Short exercise - Exactly reproduce each entry, leaving out nothing.

Records to process -
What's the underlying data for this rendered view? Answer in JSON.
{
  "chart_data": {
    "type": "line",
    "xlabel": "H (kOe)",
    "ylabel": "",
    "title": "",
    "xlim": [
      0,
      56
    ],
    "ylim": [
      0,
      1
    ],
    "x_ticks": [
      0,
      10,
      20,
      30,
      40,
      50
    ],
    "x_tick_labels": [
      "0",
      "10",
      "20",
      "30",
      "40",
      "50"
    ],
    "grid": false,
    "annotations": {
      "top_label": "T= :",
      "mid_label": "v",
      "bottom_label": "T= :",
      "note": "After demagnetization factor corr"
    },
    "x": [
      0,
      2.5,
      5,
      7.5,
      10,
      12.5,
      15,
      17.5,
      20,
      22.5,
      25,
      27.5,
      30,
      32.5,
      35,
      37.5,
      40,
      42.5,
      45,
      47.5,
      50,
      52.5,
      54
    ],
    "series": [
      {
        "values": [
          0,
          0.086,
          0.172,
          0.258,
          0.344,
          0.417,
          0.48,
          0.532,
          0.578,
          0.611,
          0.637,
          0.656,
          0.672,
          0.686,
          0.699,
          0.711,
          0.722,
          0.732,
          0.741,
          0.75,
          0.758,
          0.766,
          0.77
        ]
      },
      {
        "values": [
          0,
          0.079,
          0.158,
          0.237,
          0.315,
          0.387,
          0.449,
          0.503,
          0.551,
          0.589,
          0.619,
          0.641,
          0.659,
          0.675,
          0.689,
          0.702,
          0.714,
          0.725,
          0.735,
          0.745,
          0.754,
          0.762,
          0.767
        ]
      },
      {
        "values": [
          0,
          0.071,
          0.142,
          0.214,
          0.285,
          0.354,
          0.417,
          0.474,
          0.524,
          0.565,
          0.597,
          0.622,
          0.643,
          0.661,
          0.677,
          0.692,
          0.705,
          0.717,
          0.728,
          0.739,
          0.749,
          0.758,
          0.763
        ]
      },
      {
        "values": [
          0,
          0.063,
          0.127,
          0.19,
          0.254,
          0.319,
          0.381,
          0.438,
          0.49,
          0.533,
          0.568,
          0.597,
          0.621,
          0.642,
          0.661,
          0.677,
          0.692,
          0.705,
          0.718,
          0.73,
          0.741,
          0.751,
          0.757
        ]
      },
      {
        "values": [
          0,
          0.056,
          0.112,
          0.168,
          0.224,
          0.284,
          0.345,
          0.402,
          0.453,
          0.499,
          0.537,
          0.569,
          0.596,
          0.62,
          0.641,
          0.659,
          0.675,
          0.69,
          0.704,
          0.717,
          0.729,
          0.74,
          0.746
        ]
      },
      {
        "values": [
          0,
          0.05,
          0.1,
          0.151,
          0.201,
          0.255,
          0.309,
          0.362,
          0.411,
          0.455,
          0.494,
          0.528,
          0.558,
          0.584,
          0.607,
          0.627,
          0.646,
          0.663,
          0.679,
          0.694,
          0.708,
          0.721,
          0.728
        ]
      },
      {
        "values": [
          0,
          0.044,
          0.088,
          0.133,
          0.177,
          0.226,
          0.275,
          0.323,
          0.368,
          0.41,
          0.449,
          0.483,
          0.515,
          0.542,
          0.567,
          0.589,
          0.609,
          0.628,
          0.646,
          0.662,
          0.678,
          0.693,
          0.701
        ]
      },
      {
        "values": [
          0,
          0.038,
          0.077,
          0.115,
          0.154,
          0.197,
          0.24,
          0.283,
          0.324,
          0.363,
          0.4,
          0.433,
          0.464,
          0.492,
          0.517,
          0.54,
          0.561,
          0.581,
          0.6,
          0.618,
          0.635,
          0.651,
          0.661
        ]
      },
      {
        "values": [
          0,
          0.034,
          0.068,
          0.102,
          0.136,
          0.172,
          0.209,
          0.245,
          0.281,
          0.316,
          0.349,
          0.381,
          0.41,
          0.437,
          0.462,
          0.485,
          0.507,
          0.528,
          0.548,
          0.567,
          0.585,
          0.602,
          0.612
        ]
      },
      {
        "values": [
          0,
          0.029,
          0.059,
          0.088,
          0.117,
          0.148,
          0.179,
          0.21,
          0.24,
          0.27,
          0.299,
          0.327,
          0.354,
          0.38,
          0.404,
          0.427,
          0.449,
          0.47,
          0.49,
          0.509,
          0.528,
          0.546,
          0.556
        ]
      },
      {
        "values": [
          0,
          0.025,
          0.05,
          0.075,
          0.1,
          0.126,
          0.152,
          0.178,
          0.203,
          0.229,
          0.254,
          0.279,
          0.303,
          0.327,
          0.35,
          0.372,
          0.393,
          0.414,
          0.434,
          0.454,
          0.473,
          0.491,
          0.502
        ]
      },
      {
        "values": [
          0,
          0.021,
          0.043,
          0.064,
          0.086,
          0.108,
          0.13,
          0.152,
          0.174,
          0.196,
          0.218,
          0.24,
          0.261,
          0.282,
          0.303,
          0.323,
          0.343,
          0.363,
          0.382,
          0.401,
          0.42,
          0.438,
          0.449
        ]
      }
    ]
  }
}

Answer in full -
What's the underlying data for this rendered view? Answer in JSON.
{
  "chart_data": {
    "type": "line",
    "xlabel": "H (kOe)",
    "ylabel": "",
    "title": "",
    "xlim": [
      0,
      56
    ],
    "ylim": [
      0,
      1
    ],
    "x_ticks": [
      0,
      10,
      20,
      30,
      40,
      50
    ],
    "x_tick_labels": [
      "0",
      "10",
      "20",
      "30",
      "40",
      "50"
    ],
    "grid": false,
    "annotations": {
      "top_label": "T= :",
      "mid_label": "v",
      "bottom_label": "T= :",
      "note": "After demagnetization factor corr"
    },
    "x": [
      0,
      2.5,
      5,
      7.5,
      10,
      12.5,
      15,
      17.5,
      20,
      22.5,
      25,
      27.5,
      30,
      32.5,
      35,
      37.5,
      40,
      42.5,
      45,
      47.5,
      50,
      52.5,
      54
    ],
    "series": [
      {
        "values": [
          0,
          0.086,
          0.172,
          0.258,
          0.344,
          0.417,
          0.48,
          0.532,
          0.578,
          0.611,
          0.637,
          0.656,
          0.672,
          0.686,
          0.699,
          0.711,
          0.722,
          0.732,
          0.741,
          0.75,
          0.758,
          0.766,
          0.77
        ]
      },
      {
        "values": [
          0,
          0.079,
          0.158,
          0.237,
          0.315,
          0.387,
          0.449,
          0.503,
          0.551,
          0.589,
          0.619,
          0.641,
          0.659,
          0.675,
          0.689,
          0.702,
          0.714,
          0.725,
          0.735,
          0.745,
          0.754,
          0.762,
          0.767
        ]
      },
      {
        "values": [
          0,
          0.071,
          0.142,
          0.214,
          0.285,
          0.354,
          0.417,
          0.474,
          0.524,
          0.565,
          0.597,
          0.622,
          0.643,
          0.661,
          0.677,
          0.692,
          0.705,
          0.717,
          0.728,
          0.739,
          0.749,
          0.758,
          0.763
        ]
      },
      {
        "values": [
          0,
          0.063,
          0.127,
          0.19,
          0.254,
          0.319,
          0.381,
          0.438,
          0.49,
          0.533,
          0.568,
          0.597,
          0.621,
          0.642,
          0.661,
          0.677,
          0.692,
          0.705,
          0.718,
          0.73,
          0.741,
          0.751,
          0.757
        ]
      },
      {
        "values": [
          0,
          0.056,
          0.112,
          0.168,
          0.224,
          0.284,
          0.345,
          0.402,
          0.453,
          0.499,
          0.537,
          0.569,
          0.596,
          0.62,
          0.641,
          0.659,
          0.675,
          0.69,
          0.704,
          0.717,
          0.729,
          0.74,
          0.746
        ]
      },
      {
        "values": [
          0,
          0.05,
          0.1,
          0.151,
          0.201,
          0.255,
          0.309,
          0.362,
          0.411,
          0.455,
          0.494,
          0.528,
          0.558,
          0.584,
          0.607,
          0.627,
          0.646,
          0.663,
          0.679,
          0.694,
          0.708,
          0.721,
          0.728
        ]
      },
      {
        "values": [
          0,
          0.044,
          0.088,
          0.133,
          0.177,
          0.226,
          0.275,
          0.323,
          0.368,
          0.41,
          0.449,
          0.483,
          0.515,
          0.542,
          0.567,
          0.589,
          0.609,
          0.628,
          0.646,
          0.662,
          0.678,
          0.693,
          0.701
        ]
      },
      {
        "values": [
          0,
          0.038,
          0.077,
          0.115,
          0.154,
          0.197,
          0.24,
          0.283,
          0.324,
          0.363,
          0.4,
          0.433,
          0.464,
          0.492,
          0.517,
          0.54,
          0.561,
          0.581,
          0.6,
          0.618,
          0.635,
          0.651,
          0.661
        ]
      },
      {
        "values": [
          0,
          0.034,
          0.068,
          0.102,
          0.136,
          0.172,
          0.209,
          0.245,
          0.281,
          0.316,
          0.349,
          0.381,
          0.41,
          0.437,
          0.462,
          0.485,
          0.507,
          0.528,
          0.548,
          0.567,
          0.585,
          0.602,
          0.612
        ]
      },
      {
        "values": [
          0,
          0.029,
          0.059,
          0.088,
          0.117,
          0.148,
          0.179,
          0.21,
          0.24,
          0.27,
          0.299,
          0.327,
          0.354,
          0.38,
          0.404,
          0.427,
          0.449,
          0.47,
          0.49,
          0.509,
          0.528,
          0.546,
          0.556
        ]
      },
      {
        "values": [
          0,
          0.025,
          0.05,
          0.075,
          0.1,
          0.126,
          0.152,
          0.178,
          0.203,
          0.229,
          0.254,
          0.279,
          0.303,
          0.327,
          0.35,
          0.372,
          0.393,
          0.414,
          0.434,
          0.454,
          0.473,
          0.491,
          0.502
        ]
      },
      {
        "values": [
          0,
          0.021,
          0.043,
          0.064,
          0.086,
          0.108,
          0.13,
          0.152,
          0.174,
          0.196,
          0.218,
          0.24,
          0.261,
          0.282,
          0.303,
          0.323,
          0.343,
          0.363,
          0.382,
          0.401,
          0.42,
          0.438,
          0.449
        ]
      }
    ]
  }
}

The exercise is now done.